**Your goal:**
Exclude the pictures, then copy all remaining records exactly.

**Listing:**
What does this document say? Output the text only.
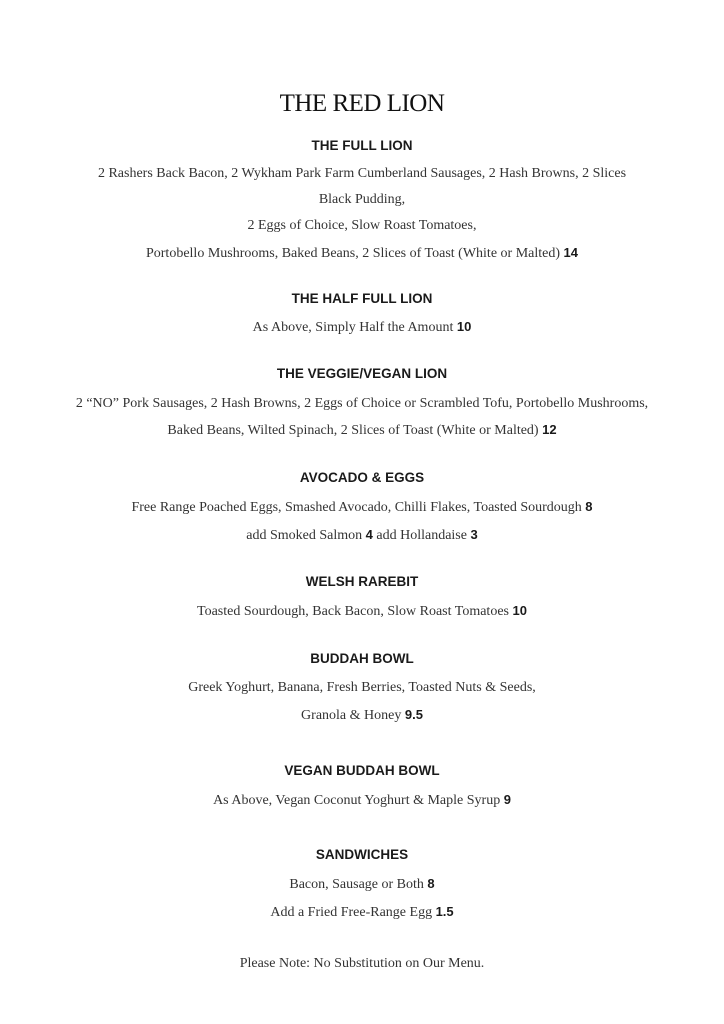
THE RED LION
THE FULL LION
2 Rashers Back Bacon, 2 Wykham Park Farm Cumberland Sausages, 2 Hash Browns, 2 Slices
Black Pudding,
2 Eggs of Choice, Slow Roast Tomatoes,
Portobello Mushrooms, Baked Beans, 2 Slices of Toast (White or Malted) 14
THE HALF FULL LION
As Above, Simply Half the Amount 10
THE VEGGIE/VEGAN LION
2 “NO” Pork Sausages, 2 Hash Browns, 2 Eggs of Choice or Scrambled Tofu, Portobello Mushrooms,
Baked Beans, Wilted Spinach, 2 Slices of Toast (White or Malted) 12
AVOCADO & EGGS
Free Range Poached Eggs, Smashed Avocado, Chilli Flakes, Toasted Sourdough 8
add Smoked Salmon 4 add Hollandaise 3
WELSH RAREBIT
Toasted Sourdough, Back Bacon, Slow Roast Tomatoes 10
BUDDAH BOWL
Greek Yoghurt, Banana, Fresh Berries, Toasted Nuts & Seeds,
Granola & Honey 9.5
VEGAN BUDDAH BOWL
As Above, Vegan Coconut Yoghurt & Maple Syrup 9
SANDWICHES
Bacon, Sausage or Both 8
Add a Fried Free-Range Egg 1.5
Please Note: No Substitution on Our Menu.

**Exercise result:**
What does this document say? Output the text only.
THE RED LION
THE FULL LION
2 Rashers Back Bacon, 2 Wykham Park Farm Cumberland Sausages, 2 Hash Browns, 2 Slices
Black Pudding,
2 Eggs of Choice, Slow Roast Tomatoes,
Portobello Mushrooms, Baked Beans, 2 Slices of Toast (White or Malted) 14
THE HALF FULL LION
As Above, Simply Half the Amount 10
THE VEGGIE/VEGAN LION
2 “NO” Pork Sausages, 2 Hash Browns, 2 Eggs of Choice or Scrambled Tofu, Portobello Mushrooms,
Baked Beans, Wilted Spinach, 2 Slices of Toast (White or Malted) 12
AVOCADO & EGGS
Free Range Poached Eggs, Smashed Avocado, Chilli Flakes, Toasted Sourdough 8
add Smoked Salmon 4 add Hollandaise 3
WELSH RAREBIT
Toasted Sourdough, Back Bacon, Slow Roast Tomatoes 10
BUDDAH BOWL
Greek Yoghurt, Banana, Fresh Berries, Toasted Nuts & Seeds,
Granola & Honey 9.5
VEGAN BUDDAH BOWL
As Above, Vegan Coconut Yoghurt & Maple Syrup 9
SANDWICHES
Bacon, Sausage or Both 8
Add a Fried Free-Range Egg 1.5
Please Note: No Substitution on Our Menu.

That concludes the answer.